What needs to be done:
Reproduce the records below word for word, keeping every line unchanged and in its original order.

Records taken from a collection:
* * * * * * * * *

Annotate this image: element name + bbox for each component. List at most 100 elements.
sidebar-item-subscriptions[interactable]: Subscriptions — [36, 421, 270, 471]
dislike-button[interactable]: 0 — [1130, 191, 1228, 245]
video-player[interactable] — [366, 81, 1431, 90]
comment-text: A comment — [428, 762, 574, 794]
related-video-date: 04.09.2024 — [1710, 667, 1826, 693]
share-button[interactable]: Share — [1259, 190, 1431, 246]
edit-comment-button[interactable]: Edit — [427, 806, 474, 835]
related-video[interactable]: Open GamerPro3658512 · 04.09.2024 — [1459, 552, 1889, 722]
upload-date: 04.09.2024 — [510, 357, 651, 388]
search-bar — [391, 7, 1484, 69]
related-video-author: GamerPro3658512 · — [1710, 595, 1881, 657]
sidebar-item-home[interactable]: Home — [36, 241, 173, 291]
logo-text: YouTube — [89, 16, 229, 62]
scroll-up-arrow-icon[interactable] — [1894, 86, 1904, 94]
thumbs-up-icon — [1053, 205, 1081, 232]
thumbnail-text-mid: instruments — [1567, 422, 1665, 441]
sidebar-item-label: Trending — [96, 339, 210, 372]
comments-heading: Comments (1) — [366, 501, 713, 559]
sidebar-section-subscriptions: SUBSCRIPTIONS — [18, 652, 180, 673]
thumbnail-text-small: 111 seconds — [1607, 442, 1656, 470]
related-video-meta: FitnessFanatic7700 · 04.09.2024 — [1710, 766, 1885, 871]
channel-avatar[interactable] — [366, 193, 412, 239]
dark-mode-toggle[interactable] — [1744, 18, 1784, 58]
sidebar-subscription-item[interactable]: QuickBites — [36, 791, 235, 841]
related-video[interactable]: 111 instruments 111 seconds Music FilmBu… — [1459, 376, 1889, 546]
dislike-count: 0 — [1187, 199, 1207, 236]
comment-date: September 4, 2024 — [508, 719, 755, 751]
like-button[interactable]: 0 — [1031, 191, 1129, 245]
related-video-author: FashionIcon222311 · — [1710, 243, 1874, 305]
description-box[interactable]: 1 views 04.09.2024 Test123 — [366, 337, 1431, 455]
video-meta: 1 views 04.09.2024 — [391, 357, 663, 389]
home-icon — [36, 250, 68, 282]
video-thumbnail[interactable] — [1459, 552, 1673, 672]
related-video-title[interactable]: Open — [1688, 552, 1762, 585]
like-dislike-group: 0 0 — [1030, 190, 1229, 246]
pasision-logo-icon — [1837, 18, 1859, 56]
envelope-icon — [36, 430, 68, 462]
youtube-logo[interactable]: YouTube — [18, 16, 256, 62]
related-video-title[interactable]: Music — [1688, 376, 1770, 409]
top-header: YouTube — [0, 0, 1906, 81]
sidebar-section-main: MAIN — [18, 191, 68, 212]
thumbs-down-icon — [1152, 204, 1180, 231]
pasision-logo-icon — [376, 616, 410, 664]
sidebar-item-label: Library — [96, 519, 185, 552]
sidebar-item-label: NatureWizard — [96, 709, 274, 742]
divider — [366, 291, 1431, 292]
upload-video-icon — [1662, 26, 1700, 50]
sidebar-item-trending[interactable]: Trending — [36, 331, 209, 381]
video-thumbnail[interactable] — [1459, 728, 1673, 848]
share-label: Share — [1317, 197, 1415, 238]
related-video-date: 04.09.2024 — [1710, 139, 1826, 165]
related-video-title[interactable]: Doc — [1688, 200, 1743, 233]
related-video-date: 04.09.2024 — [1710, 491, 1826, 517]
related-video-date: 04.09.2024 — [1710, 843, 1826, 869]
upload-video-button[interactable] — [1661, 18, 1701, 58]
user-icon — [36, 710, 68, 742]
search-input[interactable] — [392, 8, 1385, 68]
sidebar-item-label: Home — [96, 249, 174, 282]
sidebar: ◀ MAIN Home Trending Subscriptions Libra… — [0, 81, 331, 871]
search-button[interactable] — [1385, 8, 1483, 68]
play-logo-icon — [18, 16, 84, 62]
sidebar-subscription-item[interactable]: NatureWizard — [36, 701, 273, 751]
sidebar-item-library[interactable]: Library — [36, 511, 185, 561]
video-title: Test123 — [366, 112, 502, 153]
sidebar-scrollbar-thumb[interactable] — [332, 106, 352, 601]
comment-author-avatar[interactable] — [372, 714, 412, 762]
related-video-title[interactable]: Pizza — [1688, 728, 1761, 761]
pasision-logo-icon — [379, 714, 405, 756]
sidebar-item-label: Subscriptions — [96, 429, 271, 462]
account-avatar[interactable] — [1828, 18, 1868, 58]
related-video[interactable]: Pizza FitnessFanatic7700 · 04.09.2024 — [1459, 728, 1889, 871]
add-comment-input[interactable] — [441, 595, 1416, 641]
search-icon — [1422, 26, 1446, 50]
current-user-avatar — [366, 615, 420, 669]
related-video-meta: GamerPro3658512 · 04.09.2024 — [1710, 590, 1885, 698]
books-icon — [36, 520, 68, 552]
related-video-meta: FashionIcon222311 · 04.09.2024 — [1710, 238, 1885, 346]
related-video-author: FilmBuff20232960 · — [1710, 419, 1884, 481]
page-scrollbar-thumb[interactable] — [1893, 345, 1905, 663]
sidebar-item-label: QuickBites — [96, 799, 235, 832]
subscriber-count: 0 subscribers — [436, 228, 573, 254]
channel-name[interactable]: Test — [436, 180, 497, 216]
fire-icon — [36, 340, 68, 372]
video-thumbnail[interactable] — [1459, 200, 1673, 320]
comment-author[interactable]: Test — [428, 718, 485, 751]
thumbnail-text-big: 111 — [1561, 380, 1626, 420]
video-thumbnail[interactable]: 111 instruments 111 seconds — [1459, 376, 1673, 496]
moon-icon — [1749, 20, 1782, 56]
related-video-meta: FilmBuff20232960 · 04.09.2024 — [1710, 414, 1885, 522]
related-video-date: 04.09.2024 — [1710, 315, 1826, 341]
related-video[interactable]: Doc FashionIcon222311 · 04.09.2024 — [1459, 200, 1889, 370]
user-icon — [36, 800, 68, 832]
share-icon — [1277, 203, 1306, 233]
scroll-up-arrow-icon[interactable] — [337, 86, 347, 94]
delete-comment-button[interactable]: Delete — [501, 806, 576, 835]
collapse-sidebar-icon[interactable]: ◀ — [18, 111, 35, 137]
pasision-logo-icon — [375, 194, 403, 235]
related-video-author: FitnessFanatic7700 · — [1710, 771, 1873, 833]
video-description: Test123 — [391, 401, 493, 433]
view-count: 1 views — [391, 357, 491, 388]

* * * * * * * * *

Complete answer:
Annotate this image: element name + bbox for each component. List at most 100 elements.
sidebar-item-subscriptions[interactable]: Subscriptions — [36, 421, 270, 471]
dislike-button[interactable]: 0 — [1130, 191, 1228, 245]
video-player[interactable] — [366, 81, 1431, 90]
comment-text: A comment — [428, 762, 574, 794]
related-video-date: 04.09.2024 — [1710, 667, 1826, 693]
share-button[interactable]: Share — [1259, 190, 1431, 246]
edit-comment-button[interactable]: Edit — [427, 806, 474, 835]
related-video[interactable]: Open GamerPro3658512 · 04.09.2024 — [1459, 552, 1889, 722]
upload-date: 04.09.2024 — [510, 357, 651, 388]
search-bar — [391, 7, 1484, 69]
related-video-author: GamerPro3658512 · — [1710, 595, 1881, 657]
sidebar-item-home[interactable]: Home — [36, 241, 173, 291]
logo-text: YouTube — [89, 16, 229, 62]
scroll-up-arrow-icon[interactable] — [1894, 86, 1904, 94]
thumbs-up-icon — [1053, 205, 1081, 232]
thumbnail-text-mid: instruments — [1567, 422, 1665, 441]
sidebar-item-label: Trending — [96, 339, 210, 372]
comments-heading: Comments (1) — [366, 501, 713, 559]
sidebar-section-subscriptions: SUBSCRIPTIONS — [18, 652, 180, 673]
thumbnail-text-small: 111 seconds — [1607, 442, 1656, 470]
related-video-meta: FitnessFanatic7700 · 04.09.2024 — [1710, 766, 1885, 871]
channel-avatar[interactable] — [366, 193, 412, 239]
dark-mode-toggle[interactable] — [1744, 18, 1784, 58]
sidebar-subscription-item[interactable]: QuickBites — [36, 791, 235, 841]
related-video[interactable]: 111 instruments 111 seconds Music FilmBu… — [1459, 376, 1889, 546]
dislike-count: 0 — [1187, 199, 1207, 236]
comment-date: September 4, 2024 — [508, 719, 755, 751]
like-button[interactable]: 0 — [1031, 191, 1129, 245]
related-video-author: FashionIcon222311 · — [1710, 243, 1874, 305]
description-box[interactable]: 1 views 04.09.2024 Test123 — [366, 337, 1431, 455]
video-meta: 1 views 04.09.2024 — [391, 357, 663, 389]
home-icon — [36, 250, 68, 282]
video-thumbnail[interactable] — [1459, 552, 1673, 672]
related-video-title[interactable]: Open — [1688, 552, 1762, 585]
like-dislike-group: 0 0 — [1030, 190, 1229, 246]
pasision-logo-icon — [1837, 18, 1859, 56]
envelope-icon — [36, 430, 68, 462]
youtube-logo[interactable]: YouTube — [18, 16, 256, 62]
related-video-title[interactable]: Music — [1688, 376, 1770, 409]
top-header: YouTube — [0, 0, 1906, 81]
sidebar-section-main: MAIN — [18, 191, 68, 212]
thumbs-down-icon — [1152, 204, 1180, 231]
pasision-logo-icon — [376, 616, 410, 664]
sidebar-item-label: Library — [96, 519, 185, 552]
sidebar-item-label: NatureWizard — [96, 709, 274, 742]
divider — [366, 291, 1431, 292]
upload-video-icon — [1662, 26, 1700, 50]
sidebar-item-trending[interactable]: Trending — [36, 331, 209, 381]
video-thumbnail[interactable] — [1459, 728, 1673, 848]
share-label: Share — [1317, 197, 1415, 238]
related-video-date: 04.09.2024 — [1710, 139, 1826, 165]
related-video-title[interactable]: Doc — [1688, 200, 1743, 233]
related-video-date: 04.09.2024 — [1710, 491, 1826, 517]
related-video-date: 04.09.2024 — [1710, 843, 1826, 869]
upload-video-button[interactable] — [1661, 18, 1701, 58]
user-icon — [36, 710, 68, 742]
search-input[interactable] — [392, 8, 1385, 68]
sidebar-item-label: Home — [96, 249, 174, 282]
sidebar: ◀ MAIN Home Trending Subscriptions Libra… — [0, 81, 331, 871]
search-button[interactable] — [1385, 8, 1483, 68]
play-logo-icon — [18, 16, 84, 62]
sidebar-subscription-item[interactable]: NatureWizard — [36, 701, 273, 751]
sidebar-item-library[interactable]: Library — [36, 511, 185, 561]
video-title: Test123 — [366, 112, 502, 153]
sidebar-scrollbar-thumb[interactable] — [332, 106, 352, 601]
comment-author-avatar[interactable] — [372, 714, 412, 762]
related-video-title[interactable]: Pizza — [1688, 728, 1761, 761]
pasision-logo-icon — [379, 714, 405, 756]
sidebar-item-label: Subscriptions — [96, 429, 271, 462]
account-avatar[interactable] — [1828, 18, 1868, 58]
related-video[interactable]: Pizza FitnessFanatic7700 · 04.09.2024 — [1459, 728, 1889, 871]
add-comment-input[interactable] — [441, 595, 1416, 641]
search-icon — [1422, 26, 1446, 50]
current-user-avatar — [366, 615, 420, 669]
related-video-meta: GamerPro3658512 · 04.09.2024 — [1710, 590, 1885, 698]
books-icon — [36, 520, 68, 552]
related-video-meta: FashionIcon222311 · 04.09.2024 — [1710, 238, 1885, 346]
related-video-author: FilmBuff20232960 · — [1710, 419, 1884, 481]
page-scrollbar-thumb[interactable] — [1893, 345, 1905, 663]
sidebar-item-label: QuickBites — [96, 799, 235, 832]
subscriber-count: 0 subscribers — [436, 228, 573, 254]
channel-name[interactable]: Test — [436, 180, 497, 216]
fire-icon — [36, 340, 68, 372]
video-thumbnail[interactable] — [1459, 200, 1673, 320]
comment-author[interactable]: Test — [428, 718, 485, 751]
thumbnail-text-big: 111 — [1561, 380, 1626, 420]
video-thumbnail[interactable]: 111 instruments 111 seconds — [1459, 376, 1673, 496]
moon-icon — [1749, 20, 1782, 56]
related-video-meta: FilmBuff20232960 · 04.09.2024 — [1710, 414, 1885, 522]
related-video-date: 04.09.2024 — [1710, 315, 1826, 341]
related-video[interactable]: Doc FashionIcon222311 · 04.09.2024 — [1459, 200, 1889, 370]
user-icon — [36, 800, 68, 832]
share-icon — [1277, 203, 1306, 233]
scroll-up-arrow-icon[interactable] — [337, 86, 347, 94]
delete-comment-button[interactable]: Delete — [501, 806, 576, 835]
collapse-sidebar-icon[interactable]: ◀ — [18, 111, 35, 137]
pasision-logo-icon — [375, 194, 403, 235]
related-video-author: FitnessFanatic7700 · — [1710, 771, 1873, 833]
video-description: Test123 — [391, 401, 493, 433]
view-count: 1 views — [391, 357, 491, 388]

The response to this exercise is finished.